WHAT TO PRODUCE: Scan the listing below for the word "individual" and state how many lines hold it. Write nothing but the number.

— Start of ENTRIES PROVIDED —

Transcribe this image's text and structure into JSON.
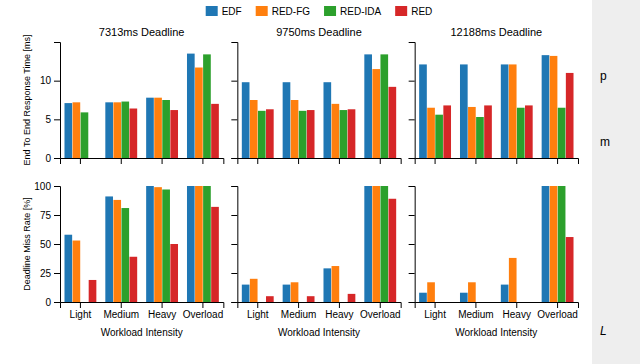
{
  "chart_data": [
    {
      "type": "bar",
      "title": "7313ms Deadline",
      "ylabel": "End To End Response Time [ms]",
      "categories": [
        null,
        null,
        null,
        null
      ],
      "series": [
        {
          "name": "EDF",
          "values": [
            7.1,
            7.2,
            7.8,
            13.5
          ]
        },
        {
          "name": "RED-FG",
          "values": [
            7.2,
            7.2,
            7.8,
            11.7
          ]
        },
        {
          "name": "RED-IDA",
          "values": [
            5.9,
            7.3,
            7.5,
            13.4
          ]
        },
        {
          "name": "RED",
          "values": [
            0.0,
            6.4,
            6.2,
            7.0
          ]
        }
      ],
      "ylim": [
        0,
        15
      ],
      "yticks": [
        0,
        5,
        10
      ],
      "tick_labels": "y",
      "legend": "top"
    },
    {
      "type": "bar",
      "title": "9750ms Deadline",
      "categories": [
        null,
        null,
        null,
        null
      ],
      "series": [
        {
          "name": "EDF",
          "values": [
            9.8,
            9.8,
            9.8,
            13.4
          ]
        },
        {
          "name": "RED-FG",
          "values": [
            7.5,
            7.5,
            7.0,
            11.5
          ]
        },
        {
          "name": "RED-IDA",
          "values": [
            6.1,
            6.1,
            6.2,
            13.4
          ]
        },
        {
          "name": "RED",
          "values": [
            6.3,
            6.2,
            6.3,
            9.2
          ]
        }
      ],
      "ylim": [
        0,
        15
      ],
      "yticks": [
        0,
        5,
        10
      ],
      "tick_labels": false
    },
    {
      "type": "bar",
      "title": "12188ms Deadline",
      "categories": [
        null,
        null,
        null,
        null
      ],
      "series": [
        {
          "name": "EDF",
          "values": [
            12.1,
            12.1,
            12.1,
            13.3
          ]
        },
        {
          "name": "RED-FG",
          "values": [
            6.5,
            6.6,
            12.1,
            13.2
          ]
        },
        {
          "name": "RED-IDA",
          "values": [
            5.6,
            5.3,
            6.5,
            6.5
          ]
        },
        {
          "name": "RED",
          "values": [
            6.8,
            6.8,
            6.8,
            11.0
          ]
        }
      ],
      "ylim": [
        0,
        15
      ],
      "yticks": [
        0,
        5,
        10
      ],
      "tick_labels": false,
      "annotations": [
        "p",
        "m",
        "L"
      ]
    },
    {
      "type": "bar",
      "xlabel": "Workload Intensity",
      "ylabel": "Deadline Miss Rate [%]",
      "categories": [
        "Light",
        "Medium",
        "Heavy",
        "Overload"
      ],
      "series": [
        {
          "name": "EDF",
          "values": [
            58,
            91,
            100,
            100
          ]
        },
        {
          "name": "RED-FG",
          "values": [
            53,
            88,
            99,
            100
          ]
        },
        {
          "name": "RED-IDA",
          "values": [
            0,
            81,
            97,
            100
          ]
        },
        {
          "name": "RED",
          "values": [
            19,
            39,
            50,
            82
          ]
        }
      ],
      "ylim": [
        0,
        100
      ],
      "yticks": [
        0,
        25,
        50,
        75,
        100
      ]
    },
    {
      "type": "bar",
      "xlabel": "Workload Intensity",
      "categories": [
        "Light",
        "Medium",
        "Heavy",
        "Overload"
      ],
      "series": [
        {
          "name": "EDF",
          "values": [
            15,
            15,
            29,
            100
          ]
        },
        {
          "name": "RED-FG",
          "values": [
            20,
            17,
            31,
            100
          ]
        },
        {
          "name": "RED-IDA",
          "values": [
            0,
            0,
            0,
            100
          ]
        },
        {
          "name": "RED",
          "values": [
            5,
            5,
            7,
            89
          ]
        }
      ],
      "ylim": [
        0,
        100
      ],
      "yticks": [
        0,
        25,
        50,
        75,
        100
      ],
      "tick_labels": "x"
    },
    {
      "type": "bar",
      "xlabel": "Workload Intensity",
      "categories": [
        "Light",
        "Medium",
        "Heavy",
        "Overload"
      ],
      "series": [
        {
          "name": "EDF",
          "values": [
            8,
            8,
            15,
            100
          ]
        },
        {
          "name": "RED-FG",
          "values": [
            17,
            17,
            38,
            100
          ]
        },
        {
          "name": "RED-IDA",
          "values": [
            0,
            0,
            0,
            100
          ]
        },
        {
          "name": "RED",
          "values": [
            0,
            0,
            0,
            56
          ]
        }
      ],
      "ylim": [
        0,
        100
      ],
      "yticks": [
        0,
        25,
        50,
        75,
        100
      ],
      "tick_labels": "x"
    }
  ]
}
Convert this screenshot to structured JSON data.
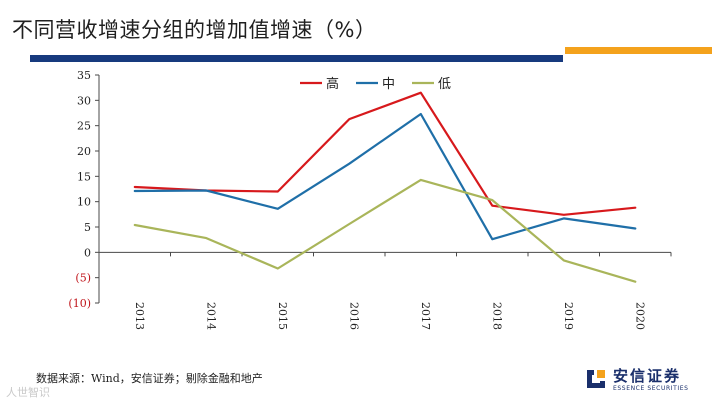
{
  "title": "不同营收增速分组的增加值增速（%）",
  "source": "数据来源：Wind，安信证券；剔除金融和地产",
  "watermark": "人世智识",
  "logo": {
    "cn": "安信证券",
    "en": "ESSENCE SECURITIES"
  },
  "colors": {
    "navy_bar": "#173a7e",
    "orange_bar": "#f4a21c",
    "axis": "#4a4a4a",
    "negative_label": "#c0151b"
  },
  "chart_data": {
    "type": "line",
    "categories": [
      "2013",
      "2014",
      "2015",
      "2016",
      "2017",
      "2018",
      "2019",
      "2020"
    ],
    "ylim": [
      -10,
      35
    ],
    "yticks": [
      35,
      30,
      25,
      20,
      15,
      10,
      5,
      0,
      -5,
      -10
    ],
    "ytick_labels": [
      "35",
      "30",
      "25",
      "20",
      "15",
      "10",
      "5",
      "0",
      "(5)",
      "(10)"
    ],
    "legend_position": "top-center",
    "series": [
      {
        "name": "高",
        "color": "#d7191c",
        "values": [
          12.9,
          12.2,
          12.0,
          26.3,
          31.5,
          9.2,
          7.4,
          8.8
        ]
      },
      {
        "name": "中",
        "color": "#1f6fa8",
        "values": [
          12.1,
          12.2,
          8.6,
          17.5,
          27.3,
          2.6,
          6.7,
          4.7
        ]
      },
      {
        "name": "低",
        "color": "#a9b55a",
        "values": [
          5.4,
          2.8,
          -3.2,
          5.6,
          14.3,
          10.3,
          -1.6,
          -5.8
        ]
      }
    ]
  }
}
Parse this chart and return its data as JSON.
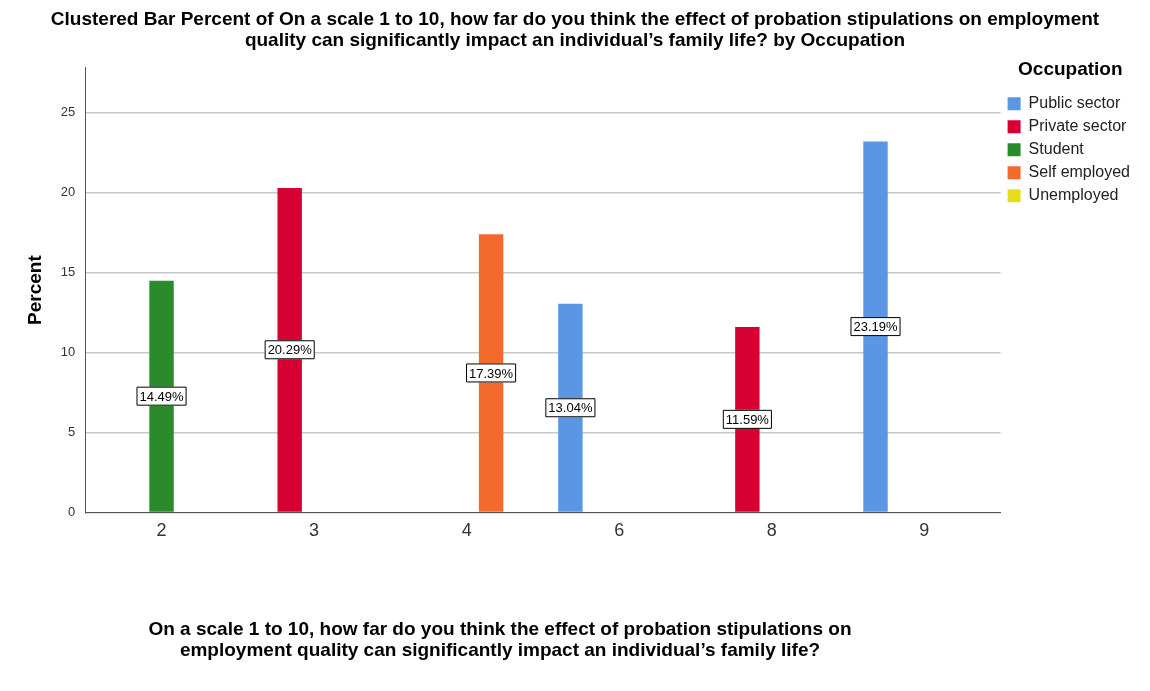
{
  "chart_data": {
    "type": "bar",
    "title": "Clustered Bar Percent of On a scale 1 to 10, how far do you think the effect of probation stipulations on employment quality can significantly impact an individual’s family life? by Occupation",
    "xlabel": "On a scale 1 to 10, how far do you think the effect of probation stipulations on employment quality can significantly impact an individual’s family life?",
    "ylabel": "Percent",
    "legend_title": "Occupation",
    "categories": [
      "2",
      "3",
      "4",
      "6",
      "8",
      "9"
    ],
    "series": [
      {
        "name": "Public sector",
        "color": "#5a96e3",
        "values": [
          null,
          null,
          null,
          13.04,
          null,
          23.19
        ],
        "value_labels": [
          null,
          null,
          null,
          "13.04%",
          null,
          "23.19%"
        ]
      },
      {
        "name": "Private sector",
        "color": "#d70033",
        "values": [
          null,
          20.29,
          null,
          null,
          11.59,
          null
        ],
        "value_labels": [
          null,
          "20.29%",
          null,
          null,
          "11.59%",
          null
        ]
      },
      {
        "name": "Student",
        "color": "#2b8a2b",
        "values": [
          14.49,
          null,
          null,
          null,
          null,
          null
        ],
        "value_labels": [
          "14.49%",
          null,
          null,
          null,
          null,
          null
        ]
      },
      {
        "name": "Self employed",
        "color": "#f26b2b",
        "values": [
          null,
          null,
          17.39,
          null,
          null,
          null
        ],
        "value_labels": [
          null,
          null,
          "17.39%",
          null,
          null,
          null
        ]
      },
      {
        "name": "Unemployed",
        "color": "#e6dc1e",
        "values": [
          null,
          null,
          null,
          null,
          null,
          null
        ]
      }
    ],
    "ylim": [
      0,
      27.8
    ],
    "yticks": [
      0,
      5,
      10,
      15,
      20,
      25
    ],
    "grid": "y",
    "legend": "right"
  }
}
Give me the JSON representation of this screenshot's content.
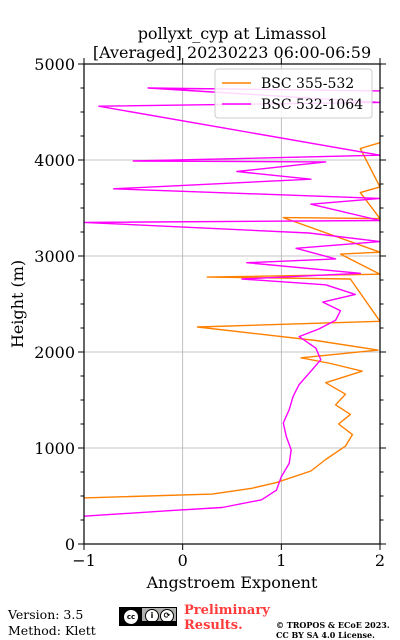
{
  "chart_data": {
    "type": "line",
    "title": "pollyxt_cyp at Limassol",
    "subtitle": "[Averaged] 20230223 06:00-06:59",
    "xlabel": "Angstroem Exponent",
    "ylabel": "Height (m)",
    "xlim": [
      -1,
      2
    ],
    "ylim": [
      0,
      5000
    ],
    "xticks": [
      -1,
      0,
      1,
      2
    ],
    "yticks": [
      0,
      1000,
      2000,
      3000,
      4000,
      5000
    ],
    "grid": true,
    "legend": "top-right",
    "series": [
      {
        "name": "BSC 355-532",
        "color": "#ff8000",
        "points": [
          [
            -1.0,
            480
          ],
          [
            0.3,
            520
          ],
          [
            0.7,
            580
          ],
          [
            0.95,
            640
          ],
          [
            1.3,
            760
          ],
          [
            1.45,
            880
          ],
          [
            1.65,
            1020
          ],
          [
            1.72,
            1140
          ],
          [
            1.58,
            1250
          ],
          [
            1.7,
            1350
          ],
          [
            1.55,
            1450
          ],
          [
            1.65,
            1560
          ],
          [
            1.45,
            1680
          ],
          [
            1.82,
            1800
          ],
          [
            1.5,
            1880
          ],
          [
            1.2,
            1940
          ],
          [
            1.98,
            2020
          ],
          [
            1.35,
            2120
          ],
          [
            0.15,
            2260
          ],
          [
            2.0,
            2320
          ],
          [
            1.7,
            2760
          ],
          [
            0.25,
            2780
          ],
          [
            2.0,
            2810
          ],
          [
            1.6,
            3020
          ],
          [
            2.0,
            3040
          ],
          [
            1.02,
            3400
          ],
          [
            2.0,
            3390
          ],
          [
            1.8,
            3660
          ],
          [
            2.0,
            3720
          ],
          [
            1.8,
            4120
          ],
          [
            2.0,
            4180
          ]
        ]
      },
      {
        "name": "BSC 532-1064",
        "color": "#ff00ff",
        "points": [
          [
            -1.0,
            290
          ],
          [
            -0.1,
            350
          ],
          [
            0.4,
            380
          ],
          [
            0.8,
            460
          ],
          [
            0.95,
            560
          ],
          [
            1.0,
            700
          ],
          [
            1.08,
            840
          ],
          [
            1.1,
            980
          ],
          [
            1.05,
            1120
          ],
          [
            1.02,
            1260
          ],
          [
            1.08,
            1400
          ],
          [
            1.12,
            1540
          ],
          [
            1.18,
            1660
          ],
          [
            1.3,
            1800
          ],
          [
            1.4,
            1920
          ],
          [
            1.35,
            2040
          ],
          [
            1.18,
            2160
          ],
          [
            1.38,
            2240
          ],
          [
            1.55,
            2330
          ],
          [
            1.6,
            2430
          ],
          [
            1.42,
            2520
          ],
          [
            1.75,
            2600
          ],
          [
            1.45,
            2700
          ],
          [
            0.6,
            2760
          ],
          [
            1.8,
            2820
          ],
          [
            0.65,
            2930
          ],
          [
            1.55,
            2970
          ],
          [
            1.15,
            3080
          ],
          [
            2.0,
            3150
          ],
          [
            1.28,
            3240
          ],
          [
            -1.0,
            3350
          ],
          [
            2.0,
            3370
          ],
          [
            1.3,
            3540
          ],
          [
            2.0,
            3600
          ],
          [
            -0.7,
            3700
          ],
          [
            1.3,
            3800
          ],
          [
            0.55,
            3880
          ],
          [
            1.45,
            3980
          ],
          [
            -0.5,
            3990
          ],
          [
            2.0,
            4050
          ],
          [
            -0.85,
            4560
          ],
          [
            2.0,
            4600
          ],
          [
            -0.35,
            4750
          ],
          [
            2.0,
            4720
          ]
        ]
      }
    ]
  },
  "footer": {
    "version": "Version: 3.5",
    "method": "Method: Klett",
    "license_badge_text": "BY SA",
    "preliminary_line1": "Preliminary",
    "preliminary_line2": "Results.",
    "copyright_line1": "© TROPOS & ECoE 2023.",
    "copyright_line2": "CC BY SA 4.0 License."
  }
}
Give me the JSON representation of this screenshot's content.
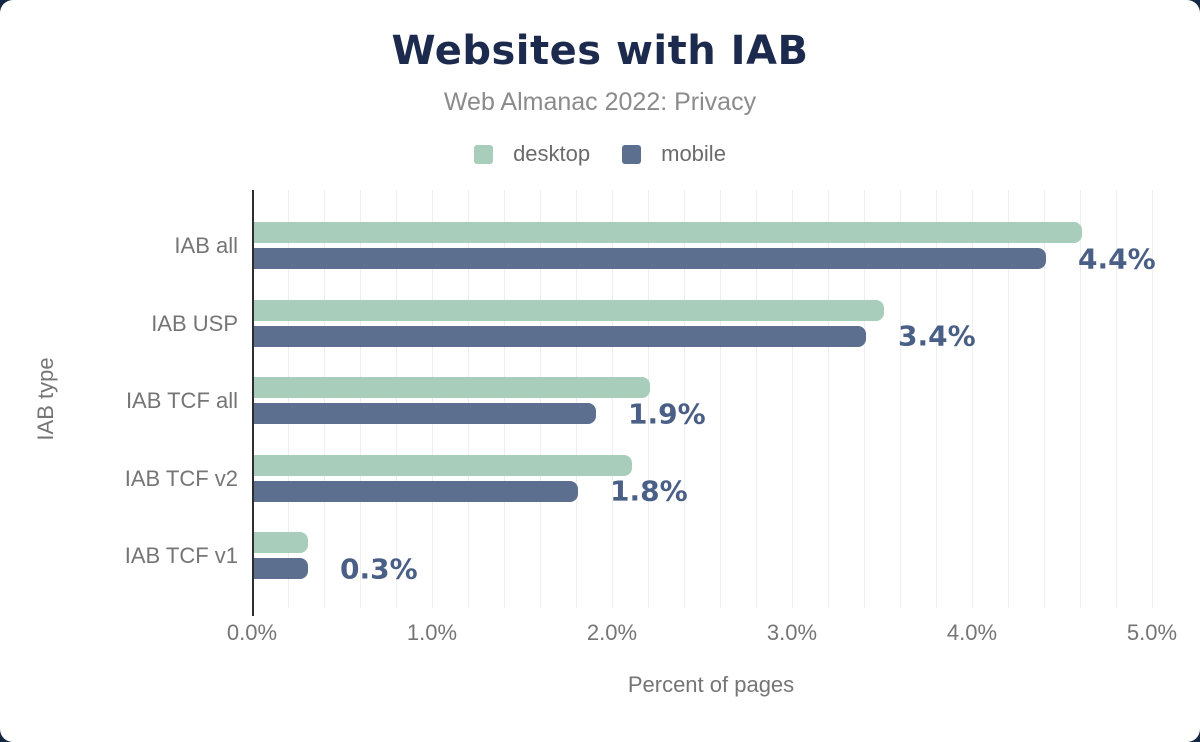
{
  "page": {
    "background_color": "#152843",
    "card_color": "#ffffff"
  },
  "chart_data": {
    "type": "bar",
    "orientation": "horizontal",
    "title": "Websites with IAB",
    "subtitle": "Web Almanac 2022: Privacy",
    "xlabel": "Percent of pages",
    "ylabel": "IAB type",
    "categories": [
      "IAB all",
      "IAB USP",
      "IAB TCF all",
      "IAB TCF v2",
      "IAB TCF v1"
    ],
    "series": [
      {
        "name": "desktop",
        "color": "#a9cdbb",
        "values": [
          4.6,
          3.5,
          2.2,
          2.1,
          0.3
        ]
      },
      {
        "name": "mobile",
        "color": "#5c6f8e",
        "values": [
          4.4,
          3.4,
          1.9,
          1.8,
          0.3
        ]
      }
    ],
    "annotations": {
      "series": "mobile",
      "labels": [
        "4.4%",
        "3.4%",
        "1.9%",
        "1.8%",
        "0.3%"
      ],
      "color": "#495f85"
    },
    "x_ticks": [
      "0.0%",
      "1.0%",
      "2.0%",
      "3.0%",
      "4.0%",
      "5.0%"
    ],
    "xlim": [
      0,
      5
    ],
    "grid": {
      "minor_step_pct": 0.2,
      "color": "#eeeeee"
    },
    "axis_color": "#2e2e2e",
    "text_colors": {
      "title": "#1c2a4e",
      "subtitle": "#8b8b8b",
      "axis_labels": "#757575",
      "legend": "#6b6b6b"
    }
  }
}
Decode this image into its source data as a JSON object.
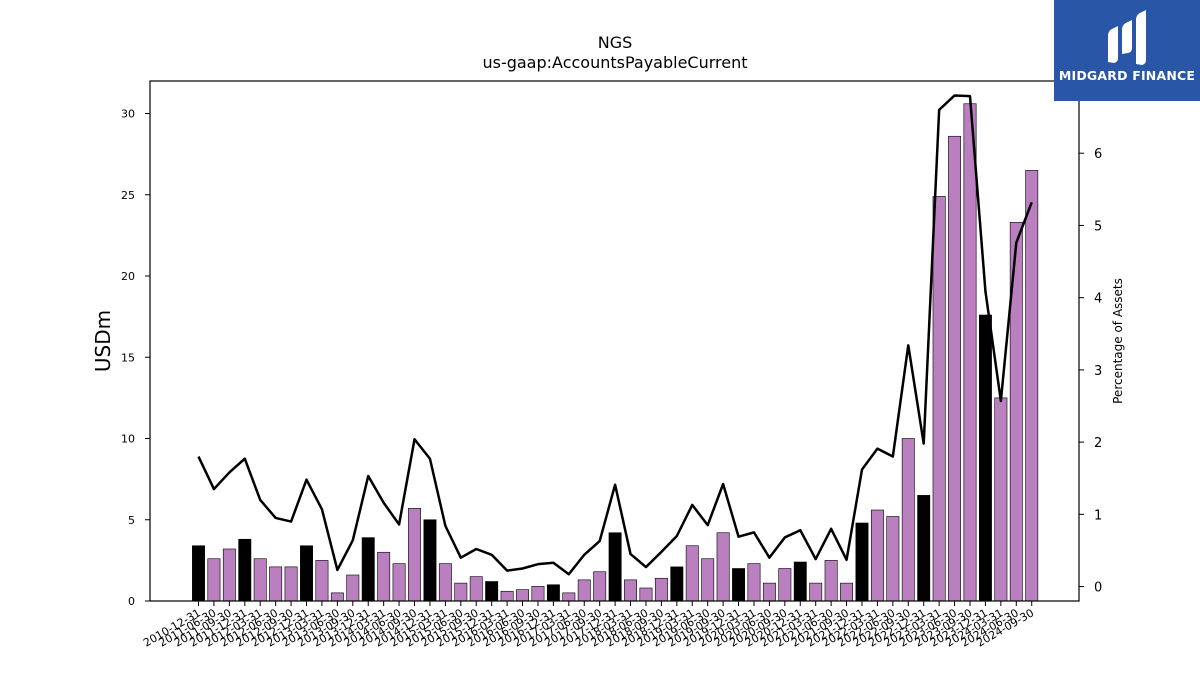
{
  "chart_data": {
    "type": "bar",
    "title": "NGS",
    "subtitle": "us-gaap:AccountsPayableCurrent",
    "ylabel": "USDm",
    "y2label": "Percentage of Assets",
    "ylim": [
      0,
      32
    ],
    "y2lim": [
      -0.2,
      7.0
    ],
    "yticks": [
      0,
      5,
      10,
      15,
      20,
      25,
      30
    ],
    "y2ticks": [
      0,
      1,
      2,
      3,
      4,
      5,
      6
    ],
    "colors": {
      "annual": "#000000",
      "quarterly": "#b97fbf",
      "line": "#000000"
    },
    "categories": [
      "2010-12-31",
      "2011-06-30",
      "2011-09-30",
      "2011-12-31",
      "2012-03-31",
      "2012-06-30",
      "2012-09-30",
      "2012-12-31",
      "2013-03-31",
      "2013-06-30",
      "2013-09-30",
      "2013-12-31",
      "2014-03-31",
      "2014-06-30",
      "2014-09-30",
      "2014-12-31",
      "2015-03-31",
      "2015-06-30",
      "2015-09-30",
      "2015-12-31",
      "2016-03-31",
      "2016-06-30",
      "2016-09-30",
      "2016-12-31",
      "2017-03-31",
      "2017-06-30",
      "2017-09-30",
      "2017-12-31",
      "2018-03-31",
      "2018-06-30",
      "2018-09-30",
      "2018-12-31",
      "2019-03-31",
      "2019-06-30",
      "2019-09-30",
      "2019-12-31",
      "2020-03-31",
      "2020-06-30",
      "2020-09-30",
      "2020-12-31",
      "2021-03-31",
      "2021-06-30",
      "2021-09-30",
      "2021-12-31",
      "2022-03-31",
      "2022-06-30",
      "2022-09-30",
      "2022-12-31",
      "2023-03-31",
      "2023-06-30",
      "2023-09-30",
      "2023-12-31",
      "2024-03-31",
      "2024-06-30",
      "2024-09-30"
    ],
    "series": [
      {
        "kind": "bar",
        "values": [
          3.4,
          2.6,
          3.2,
          3.8,
          2.6,
          2.1,
          2.1,
          3.4,
          2.5,
          0.5,
          1.6,
          3.9,
          3.0,
          2.3,
          5.7,
          5.0,
          2.3,
          1.1,
          1.5,
          1.2,
          0.6,
          0.7,
          0.9,
          1.0,
          0.5,
          1.3,
          1.8,
          4.2,
          1.3,
          0.8,
          1.4,
          2.1,
          3.4,
          2.6,
          4.2,
          2.0,
          2.3,
          1.1,
          2.0,
          2.4,
          1.1,
          2.5,
          1.1,
          4.8,
          5.6,
          5.2,
          10.0,
          6.5,
          24.9,
          28.6,
          30.6,
          17.6,
          12.5,
          23.3,
          26.5
        ],
        "annual": [
          true,
          false,
          false,
          true,
          false,
          false,
          false,
          true,
          false,
          false,
          false,
          true,
          false,
          false,
          false,
          true,
          false,
          false,
          false,
          true,
          false,
          false,
          false,
          true,
          false,
          false,
          false,
          true,
          false,
          false,
          false,
          true,
          false,
          false,
          false,
          true,
          false,
          false,
          false,
          true,
          false,
          false,
          false,
          true,
          false,
          false,
          false,
          true,
          false,
          false,
          false,
          true,
          false,
          false,
          false
        ]
      },
      {
        "kind": "line",
        "axis": "right",
        "values": [
          1.8,
          1.35,
          1.58,
          1.77,
          1.2,
          0.95,
          0.9,
          1.48,
          1.07,
          0.23,
          0.64,
          1.53,
          1.16,
          0.86,
          2.04,
          1.77,
          0.84,
          0.4,
          0.52,
          0.44,
          0.22,
          0.25,
          0.31,
          0.33,
          0.17,
          0.44,
          0.63,
          1.41,
          0.45,
          0.27,
          0.48,
          0.7,
          1.13,
          0.85,
          1.42,
          0.69,
          0.75,
          0.4,
          0.68,
          0.78,
          0.38,
          0.8,
          0.37,
          1.62,
          1.91,
          1.8,
          3.34,
          1.98,
          6.6,
          6.8,
          6.79,
          4.09,
          2.57,
          4.76,
          5.32
        ]
      }
    ]
  },
  "logo": {
    "text": "MIDGARD FINANCE",
    "icon": "midgard-logo-icon"
  }
}
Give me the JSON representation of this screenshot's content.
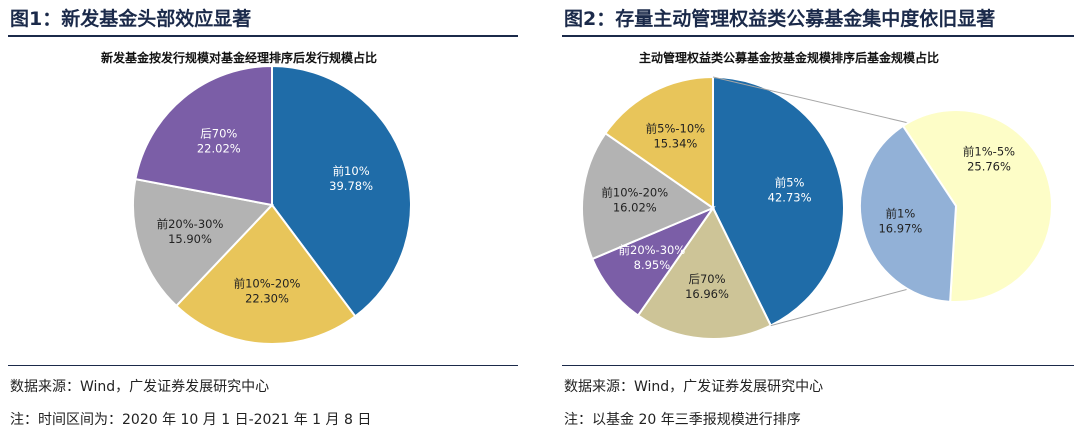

— End of ENTRIES PROVIDED —

FINISHED ANSWER: 2